Direction: For each line of the data below that holds "dislocación", copy the line.

Source records:

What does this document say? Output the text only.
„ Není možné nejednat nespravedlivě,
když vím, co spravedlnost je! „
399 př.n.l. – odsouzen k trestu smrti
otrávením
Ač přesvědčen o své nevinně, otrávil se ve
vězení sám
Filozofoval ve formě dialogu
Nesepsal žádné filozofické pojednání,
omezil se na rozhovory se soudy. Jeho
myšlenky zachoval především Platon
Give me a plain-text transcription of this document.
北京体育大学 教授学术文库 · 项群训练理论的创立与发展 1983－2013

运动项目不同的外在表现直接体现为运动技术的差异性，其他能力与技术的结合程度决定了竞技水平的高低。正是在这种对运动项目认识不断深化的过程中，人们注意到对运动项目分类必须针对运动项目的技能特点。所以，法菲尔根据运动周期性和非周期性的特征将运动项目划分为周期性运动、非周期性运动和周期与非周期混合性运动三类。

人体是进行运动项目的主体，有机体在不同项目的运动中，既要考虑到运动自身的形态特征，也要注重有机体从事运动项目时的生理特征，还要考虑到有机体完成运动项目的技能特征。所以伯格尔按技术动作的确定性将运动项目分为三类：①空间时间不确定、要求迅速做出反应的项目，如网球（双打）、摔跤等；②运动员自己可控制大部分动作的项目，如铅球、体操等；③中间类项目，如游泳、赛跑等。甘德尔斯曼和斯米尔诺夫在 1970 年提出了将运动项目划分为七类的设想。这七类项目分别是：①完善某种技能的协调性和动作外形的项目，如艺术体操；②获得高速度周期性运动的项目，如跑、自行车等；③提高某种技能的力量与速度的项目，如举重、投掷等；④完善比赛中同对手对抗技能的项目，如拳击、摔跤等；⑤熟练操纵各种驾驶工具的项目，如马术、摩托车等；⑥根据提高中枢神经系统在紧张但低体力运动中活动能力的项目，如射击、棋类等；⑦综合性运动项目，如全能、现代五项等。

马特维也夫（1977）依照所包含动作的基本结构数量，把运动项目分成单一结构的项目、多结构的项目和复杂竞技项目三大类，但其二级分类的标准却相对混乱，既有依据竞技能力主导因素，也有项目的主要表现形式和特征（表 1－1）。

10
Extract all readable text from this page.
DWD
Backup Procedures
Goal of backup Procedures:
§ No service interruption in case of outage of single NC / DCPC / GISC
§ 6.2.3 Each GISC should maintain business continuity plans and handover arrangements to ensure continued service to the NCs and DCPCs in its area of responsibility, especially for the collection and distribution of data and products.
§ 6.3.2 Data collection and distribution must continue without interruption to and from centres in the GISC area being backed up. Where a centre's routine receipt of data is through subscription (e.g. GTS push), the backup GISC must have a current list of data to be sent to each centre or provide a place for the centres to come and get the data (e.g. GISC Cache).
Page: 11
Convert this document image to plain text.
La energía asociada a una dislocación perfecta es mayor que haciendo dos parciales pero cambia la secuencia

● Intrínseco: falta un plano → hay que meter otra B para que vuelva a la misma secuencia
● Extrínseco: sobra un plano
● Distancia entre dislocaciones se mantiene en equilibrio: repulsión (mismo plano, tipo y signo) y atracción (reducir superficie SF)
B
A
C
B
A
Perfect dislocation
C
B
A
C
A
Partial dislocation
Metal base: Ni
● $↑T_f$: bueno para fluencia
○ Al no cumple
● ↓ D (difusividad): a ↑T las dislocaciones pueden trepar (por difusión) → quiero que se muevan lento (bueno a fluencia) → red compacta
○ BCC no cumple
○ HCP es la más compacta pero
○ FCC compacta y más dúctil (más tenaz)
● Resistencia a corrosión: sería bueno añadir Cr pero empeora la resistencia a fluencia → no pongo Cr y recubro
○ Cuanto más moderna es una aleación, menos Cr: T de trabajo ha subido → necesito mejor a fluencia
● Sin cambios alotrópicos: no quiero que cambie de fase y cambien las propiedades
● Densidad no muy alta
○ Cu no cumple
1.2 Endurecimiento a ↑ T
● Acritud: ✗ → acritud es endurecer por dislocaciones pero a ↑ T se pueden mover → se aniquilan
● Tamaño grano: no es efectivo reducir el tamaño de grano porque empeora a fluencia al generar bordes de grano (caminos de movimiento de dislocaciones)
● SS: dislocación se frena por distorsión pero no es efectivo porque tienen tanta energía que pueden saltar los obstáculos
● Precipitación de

Exercise answer:
La energía asociada a una dislocación perfecta es mayor que haciendo dos parciales pero cambia la secuencia
● SS: dislocación se frena por distorsión pero no es efectivo porque tienen tanta energía que pueden saltar los obstáculos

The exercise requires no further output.